### RECORDS SUPPLIED
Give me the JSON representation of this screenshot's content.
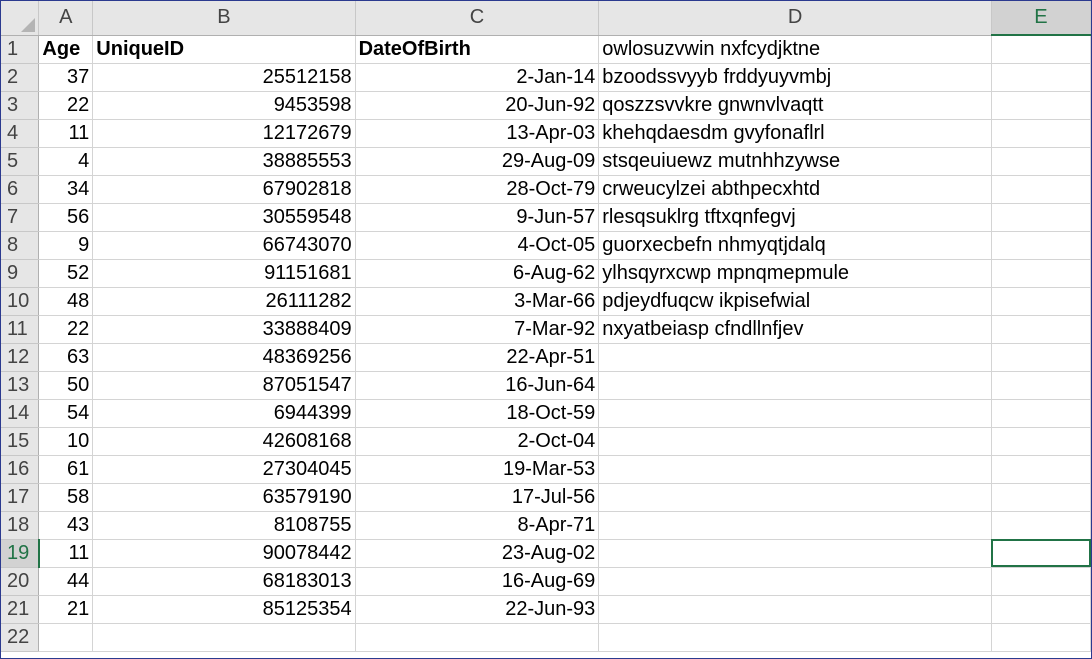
{
  "columns": [
    "A",
    "B",
    "C",
    "D",
    "E"
  ],
  "row_numbers": [
    "1",
    "2",
    "3",
    "4",
    "5",
    "6",
    "7",
    "8",
    "9",
    "10",
    "11",
    "12",
    "13",
    "14",
    "15",
    "16",
    "17",
    "18",
    "19",
    "20",
    "21",
    "22"
  ],
  "selection": {
    "row": "19",
    "column": "E"
  },
  "header_row": {
    "age": "Age",
    "unique_id": "UniqueID",
    "dob": "DateOfBirth",
    "d": "owlosuzvwin nxfcydjktne"
  },
  "rows": [
    {
      "age": "37",
      "id": "25512158",
      "dob": "2-Jan-14",
      "d": "bzoodssvyyb frddyuyvmbj"
    },
    {
      "age": "22",
      "id": "9453598",
      "dob": "20-Jun-92",
      "d": "qoszzsvvkre gnwnvlvaqtt"
    },
    {
      "age": "11",
      "id": "12172679",
      "dob": "13-Apr-03",
      "d": "khehqdaesdm gvyfonaflrl"
    },
    {
      "age": "4",
      "id": "38885553",
      "dob": "29-Aug-09",
      "d": "stsqeuiuewz mutnhhzywse"
    },
    {
      "age": "34",
      "id": "67902818",
      "dob": "28-Oct-79",
      "d": "crweucylzei abthpecxhtd"
    },
    {
      "age": "56",
      "id": "30559548",
      "dob": "9-Jun-57",
      "d": "rlesqsuklrg tftxqnfegvj"
    },
    {
      "age": "9",
      "id": "66743070",
      "dob": "4-Oct-05",
      "d": "guorxecbefn nhmyqtjdalq"
    },
    {
      "age": "52",
      "id": "91151681",
      "dob": "6-Aug-62",
      "d": "ylhsqyrxcwp mpnqmepmule"
    },
    {
      "age": "48",
      "id": "26111282",
      "dob": "3-Mar-66",
      "d": "pdjeydfuqcw ikpisefwial"
    },
    {
      "age": "22",
      "id": "33888409",
      "dob": "7-Mar-92",
      "d": "nxyatbeiasp cfndllnfjev"
    },
    {
      "age": "63",
      "id": "48369256",
      "dob": "22-Apr-51",
      "d": ""
    },
    {
      "age": "50",
      "id": "87051547",
      "dob": "16-Jun-64",
      "d": ""
    },
    {
      "age": "54",
      "id": "6944399",
      "dob": "18-Oct-59",
      "d": ""
    },
    {
      "age": "10",
      "id": "42608168",
      "dob": "2-Oct-04",
      "d": ""
    },
    {
      "age": "61",
      "id": "27304045",
      "dob": "19-Mar-53",
      "d": ""
    },
    {
      "age": "58",
      "id": "63579190",
      "dob": "17-Jul-56",
      "d": ""
    },
    {
      "age": "43",
      "id": "8108755",
      "dob": "8-Apr-71",
      "d": ""
    },
    {
      "age": "11",
      "id": "90078442",
      "dob": "23-Aug-02",
      "d": ""
    },
    {
      "age": "44",
      "id": "68183013",
      "dob": "16-Aug-69",
      "d": ""
    },
    {
      "age": "21",
      "id": "85125354",
      "dob": "22-Jun-93",
      "d": ""
    },
    {
      "age": "",
      "id": "",
      "dob": "",
      "d": ""
    }
  ],
  "colors": {
    "accent": "#217346",
    "header_bg": "#e6e6e6",
    "gridline": "#d4d4d4"
  }
}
######
Go through the listing above and write it out again exactly, dropping the pictures.

**SOLVED PROBLEM:**
Give me the JSON representation of this screenshot's content.
{
  "columns": [
    "A",
    "B",
    "C",
    "D",
    "E"
  ],
  "row_numbers": [
    "1",
    "2",
    "3",
    "4",
    "5",
    "6",
    "7",
    "8",
    "9",
    "10",
    "11",
    "12",
    "13",
    "14",
    "15",
    "16",
    "17",
    "18",
    "19",
    "20",
    "21",
    "22"
  ],
  "selection": {
    "row": "19",
    "column": "E"
  },
  "header_row": {
    "age": "Age",
    "unique_id": "UniqueID",
    "dob": "DateOfBirth",
    "d": "owlosuzvwin nxfcydjktne"
  },
  "rows": [
    {
      "age": "37",
      "id": "25512158",
      "dob": "2-Jan-14",
      "d": "bzoodssvyyb frddyuyvmbj"
    },
    {
      "age": "22",
      "id": "9453598",
      "dob": "20-Jun-92",
      "d": "qoszzsvvkre gnwnvlvaqtt"
    },
    {
      "age": "11",
      "id": "12172679",
      "dob": "13-Apr-03",
      "d": "khehqdaesdm gvyfonaflrl"
    },
    {
      "age": "4",
      "id": "38885553",
      "dob": "29-Aug-09",
      "d": "stsqeuiuewz mutnhhzywse"
    },
    {
      "age": "34",
      "id": "67902818",
      "dob": "28-Oct-79",
      "d": "crweucylzei abthpecxhtd"
    },
    {
      "age": "56",
      "id": "30559548",
      "dob": "9-Jun-57",
      "d": "rlesqsuklrg tftxqnfegvj"
    },
    {
      "age": "9",
      "id": "66743070",
      "dob": "4-Oct-05",
      "d": "guorxecbefn nhmyqtjdalq"
    },
    {
      "age": "52",
      "id": "91151681",
      "dob": "6-Aug-62",
      "d": "ylhsqyrxcwp mpnqmepmule"
    },
    {
      "age": "48",
      "id": "26111282",
      "dob": "3-Mar-66",
      "d": "pdjeydfuqcw ikpisefwial"
    },
    {
      "age": "22",
      "id": "33888409",
      "dob": "7-Mar-92",
      "d": "nxyatbeiasp cfndllnfjev"
    },
    {
      "age": "63",
      "id": "48369256",
      "dob": "22-Apr-51",
      "d": ""
    },
    {
      "age": "50",
      "id": "87051547",
      "dob": "16-Jun-64",
      "d": ""
    },
    {
      "age": "54",
      "id": "6944399",
      "dob": "18-Oct-59",
      "d": ""
    },
    {
      "age": "10",
      "id": "42608168",
      "dob": "2-Oct-04",
      "d": ""
    },
    {
      "age": "61",
      "id": "27304045",
      "dob": "19-Mar-53",
      "d": ""
    },
    {
      "age": "58",
      "id": "63579190",
      "dob": "17-Jul-56",
      "d": ""
    },
    {
      "age": "43",
      "id": "8108755",
      "dob": "8-Apr-71",
      "d": ""
    },
    {
      "age": "11",
      "id": "90078442",
      "dob": "23-Aug-02",
      "d": ""
    },
    {
      "age": "44",
      "id": "68183013",
      "dob": "16-Aug-69",
      "d": ""
    },
    {
      "age": "21",
      "id": "85125354",
      "dob": "22-Jun-93",
      "d": ""
    },
    {
      "age": "",
      "id": "",
      "dob": "",
      "d": ""
    }
  ],
  "colors": {
    "accent": "#217346",
    "header_bg": "#e6e6e6",
    "gridline": "#d4d4d4"
  }
}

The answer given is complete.